** BEGIN **
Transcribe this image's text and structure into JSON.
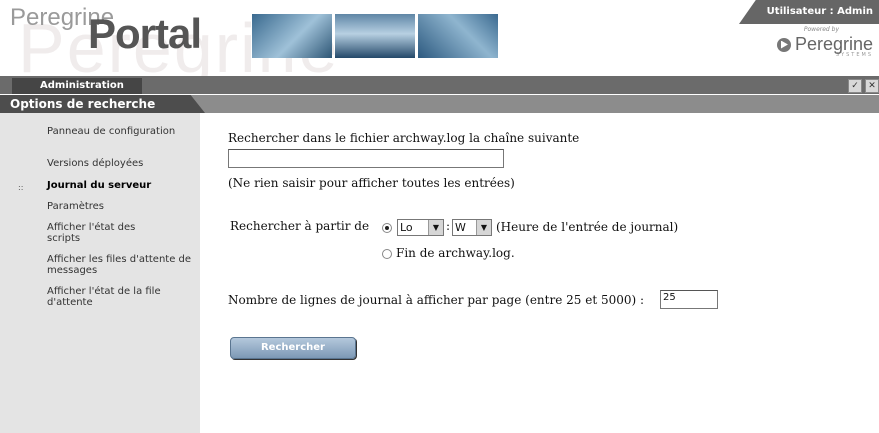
{
  "header": {
    "logo_small": "Peregrine",
    "logo_big": "Portal",
    "user_label": "Utilisateur : Admin",
    "powered_by": "Powered by",
    "brand": "Peregrine",
    "brand_sub": "SYSTEMS"
  },
  "nav": {
    "tab_label": "Administration",
    "accept_glyph": "✓",
    "close_glyph": "✕"
  },
  "section": {
    "title": "Options de recherche"
  },
  "sidebar": {
    "items": [
      {
        "label": "Panneau de configuration",
        "active": false
      },
      {
        "label": "Versions déployées",
        "active": false
      },
      {
        "label": "Journal du serveur",
        "active": true
      },
      {
        "label": "Paramètres",
        "active": false
      },
      {
        "label": "Afficher l'état des scripts",
        "active": false
      },
      {
        "label": "Afficher les files d'attente de messages",
        "active": false
      },
      {
        "label": "Afficher l'état de la file d'attente",
        "active": false
      }
    ],
    "active_bullet": "::"
  },
  "main": {
    "search_label": "Rechercher dans le fichier archway.log la chaîne suivante",
    "search_value": "",
    "search_hint": "(Ne rien saisir pour afficher toutes les entrées)",
    "from_label": "Rechercher à partir de",
    "day_value": "Lo",
    "colon": ":",
    "time_value": "W",
    "entry_time_note": "(Heure de l'entrée de journal)",
    "end_option": "Fin de archway.log.",
    "lines_label": "Nombre de lignes de journal à afficher par page (entre 25 et 5000) :",
    "lines_value": "25",
    "search_button": "Rechercher"
  },
  "colors": {
    "nav_bar": "#6b6b6b",
    "section_bar": "#8c8c8c",
    "section_title_bg": "#4d4d4d",
    "sidebar_bg": "#e4e4e4",
    "button": "#8aa6c2"
  }
}
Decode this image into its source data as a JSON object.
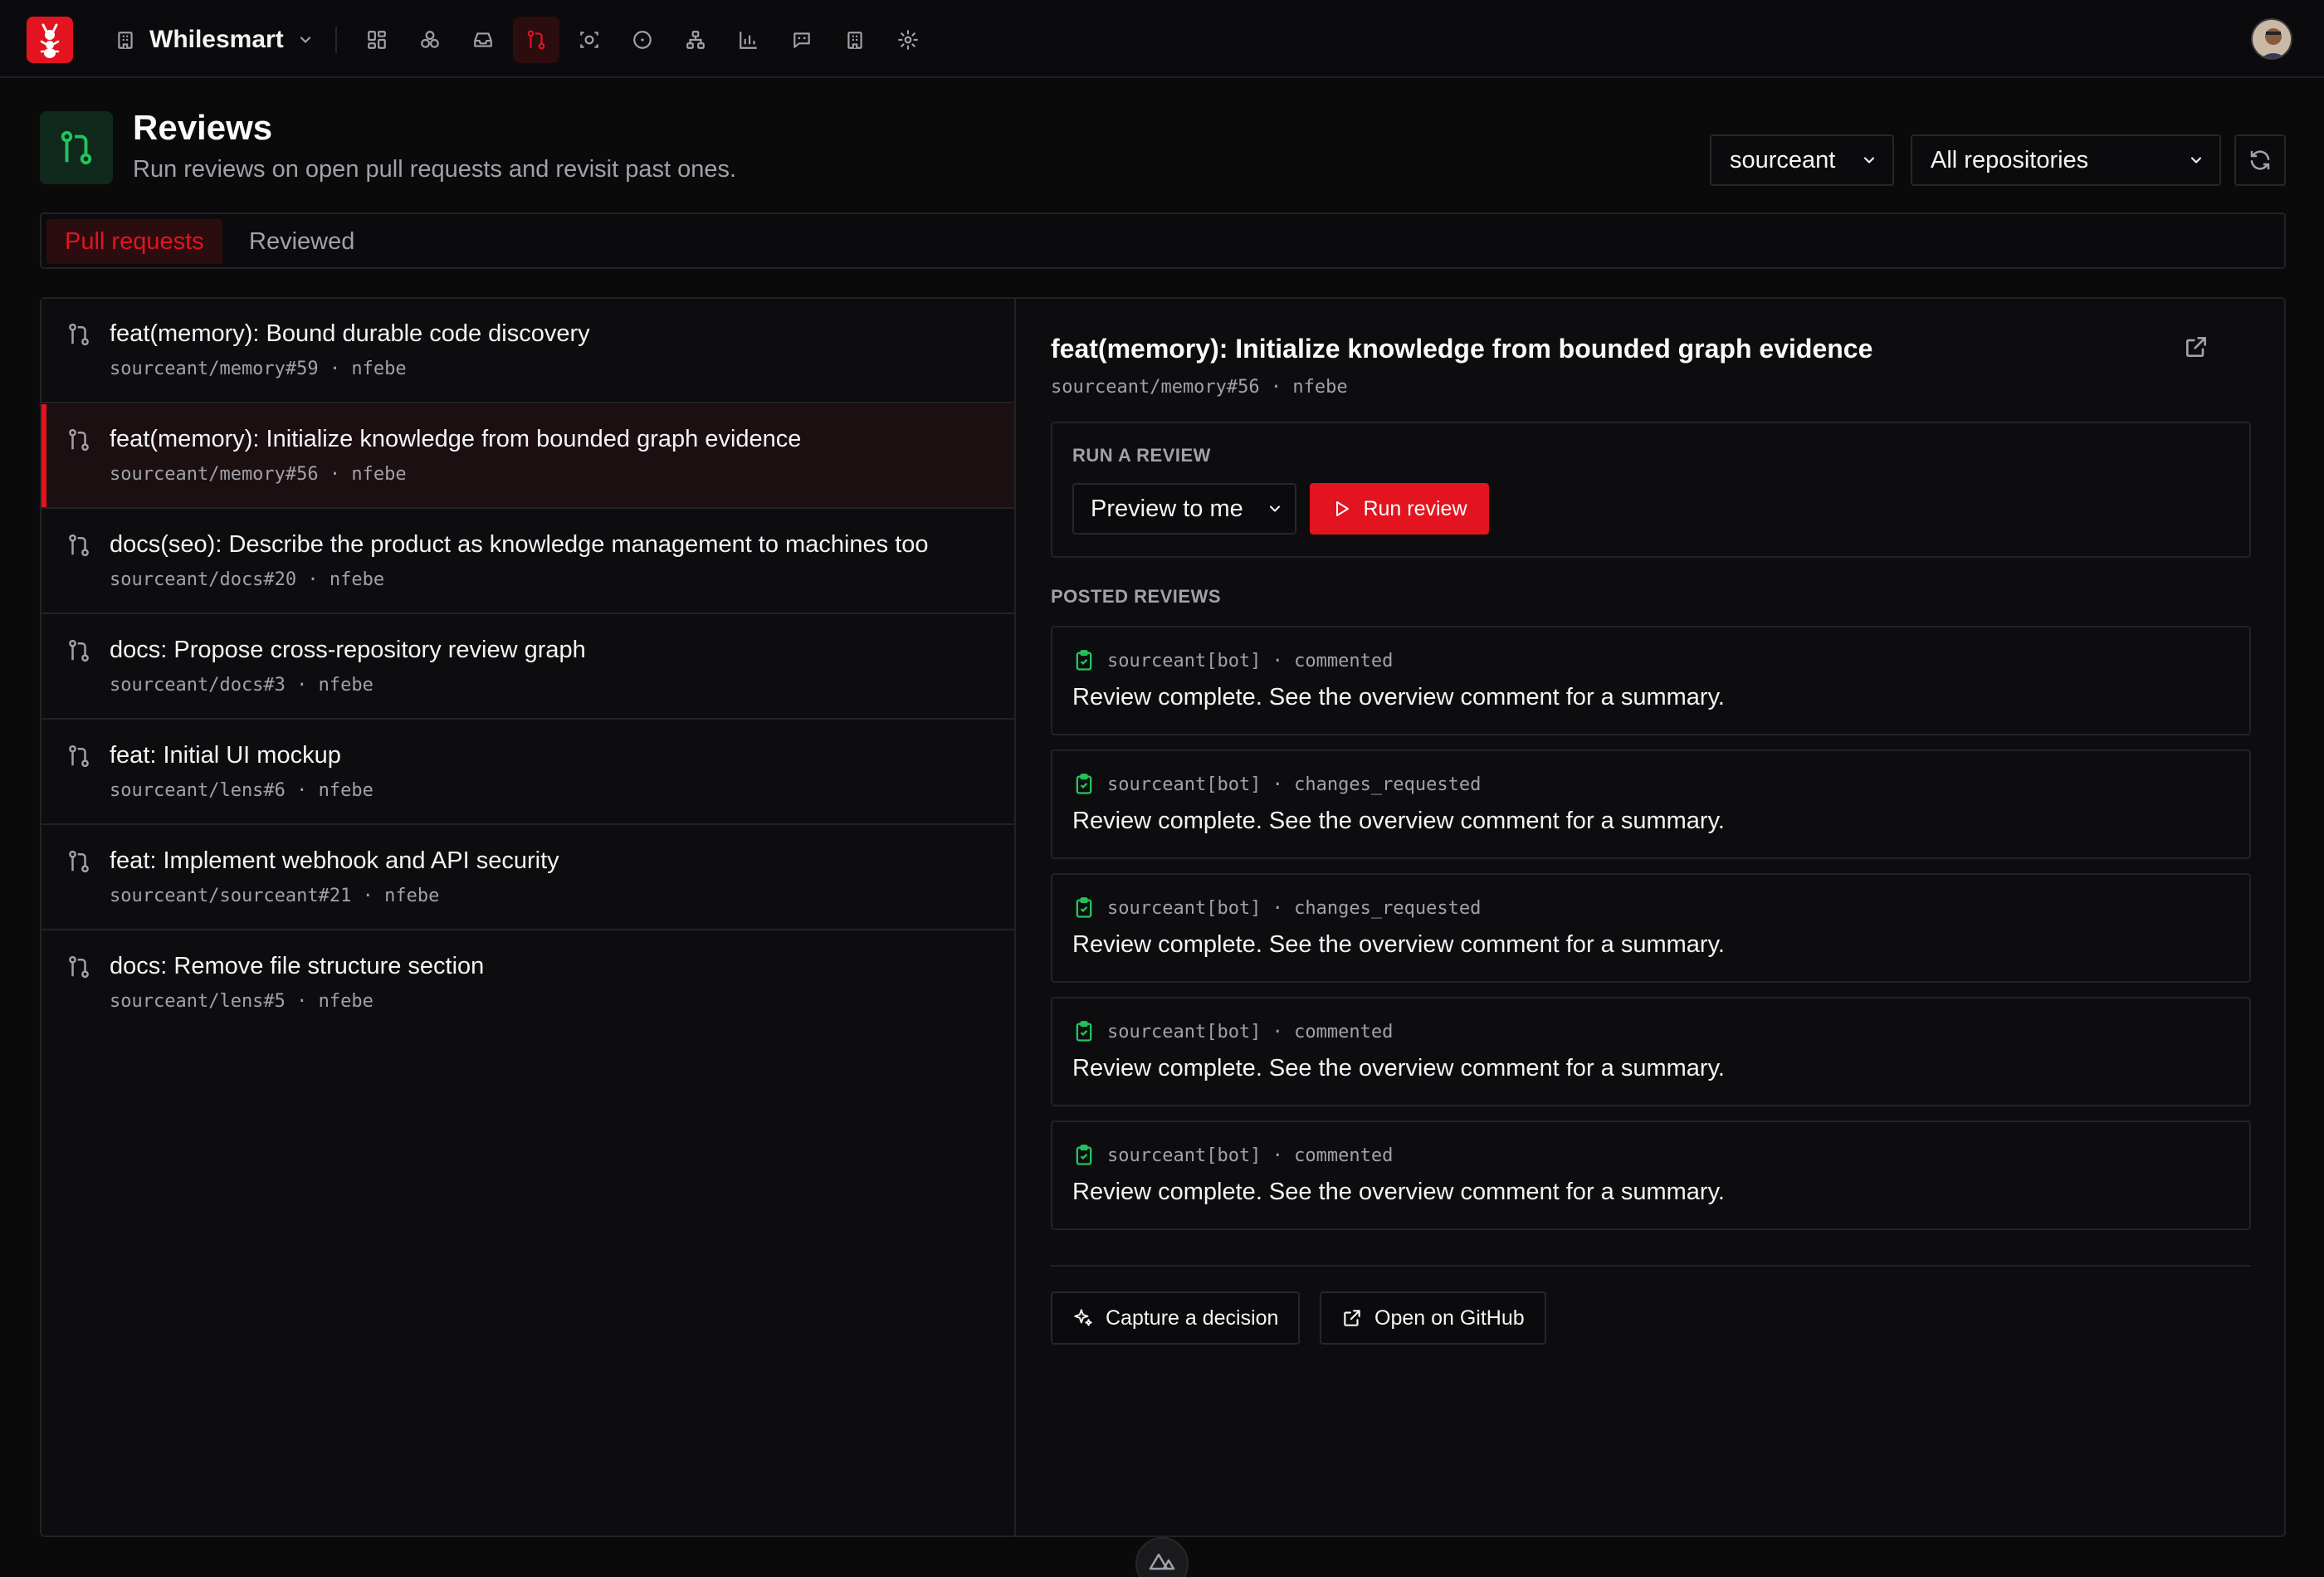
{
  "topbar": {
    "org_name": "Whilesmart",
    "nav_icons": [
      "dashboard-icon",
      "integrations-icon",
      "inbox-icon",
      "pull-request-icon",
      "scan-icon",
      "circle-icon",
      "graph-icon",
      "chart-icon",
      "chat-icon",
      "building-icon",
      "settings-icon"
    ],
    "active_nav": "pull-request-icon"
  },
  "header": {
    "title": "Reviews",
    "subtitle": "Run reviews on open pull requests and revisit past ones.",
    "owner_select": "sourceant",
    "repo_select": "All repositories"
  },
  "tabs": [
    {
      "label": "Pull requests",
      "active": true
    },
    {
      "label": "Reviewed",
      "active": false
    }
  ],
  "pull_requests": [
    {
      "title": "feat(memory): Bound durable code discovery",
      "meta": "sourceant/memory#59 · nfebe",
      "selected": false
    },
    {
      "title": "feat(memory): Initialize knowledge from bounded graph evidence",
      "meta": "sourceant/memory#56 · nfebe",
      "selected": true
    },
    {
      "title": "docs(seo): Describe the product as knowledge management to machines too",
      "meta": "sourceant/docs#20 · nfebe",
      "selected": false
    },
    {
      "title": "docs: Propose cross-repository review graph",
      "meta": "sourceant/docs#3 · nfebe",
      "selected": false
    },
    {
      "title": "feat: Initial UI mockup",
      "meta": "sourceant/lens#6 · nfebe",
      "selected": false
    },
    {
      "title": "feat: Implement webhook and API security",
      "meta": "sourceant/sourceant#21 · nfebe",
      "selected": false
    },
    {
      "title": "docs: Remove file structure section",
      "meta": "sourceant/lens#5 · nfebe",
      "selected": false
    }
  ],
  "detail": {
    "title": "feat(memory): Initialize knowledge from bounded graph evidence",
    "meta": "sourceant/memory#56 · nfebe",
    "run_label": "RUN A REVIEW",
    "mode_select": "Preview to me",
    "run_button": "Run review",
    "posted_label": "POSTED REVIEWS",
    "reviews": [
      {
        "meta": "sourceant[bot] · commented",
        "body": "Review complete. See the overview comment for a summary."
      },
      {
        "meta": "sourceant[bot] · changes_requested",
        "body": "Review complete. See the overview comment for a summary."
      },
      {
        "meta": "sourceant[bot] · changes_requested",
        "body": "Review complete. See the overview comment for a summary."
      },
      {
        "meta": "sourceant[bot] · commented",
        "body": "Review complete. See the overview comment for a summary."
      },
      {
        "meta": "sourceant[bot] · commented",
        "body": "Review complete. See the overview comment for a summary."
      }
    ],
    "capture_button": "Capture a decision",
    "github_button": "Open on GitHub"
  },
  "colors": {
    "accent": "#e3141f",
    "success": "#22c55e",
    "background": "#0a0a0b"
  }
}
** END **
# Work instructions
Set out every line from the material that contains the string "état".

# Final answer
        "label": "Afficher l'état des scripts",
        "label": "Afficher l'état de la file d'attente",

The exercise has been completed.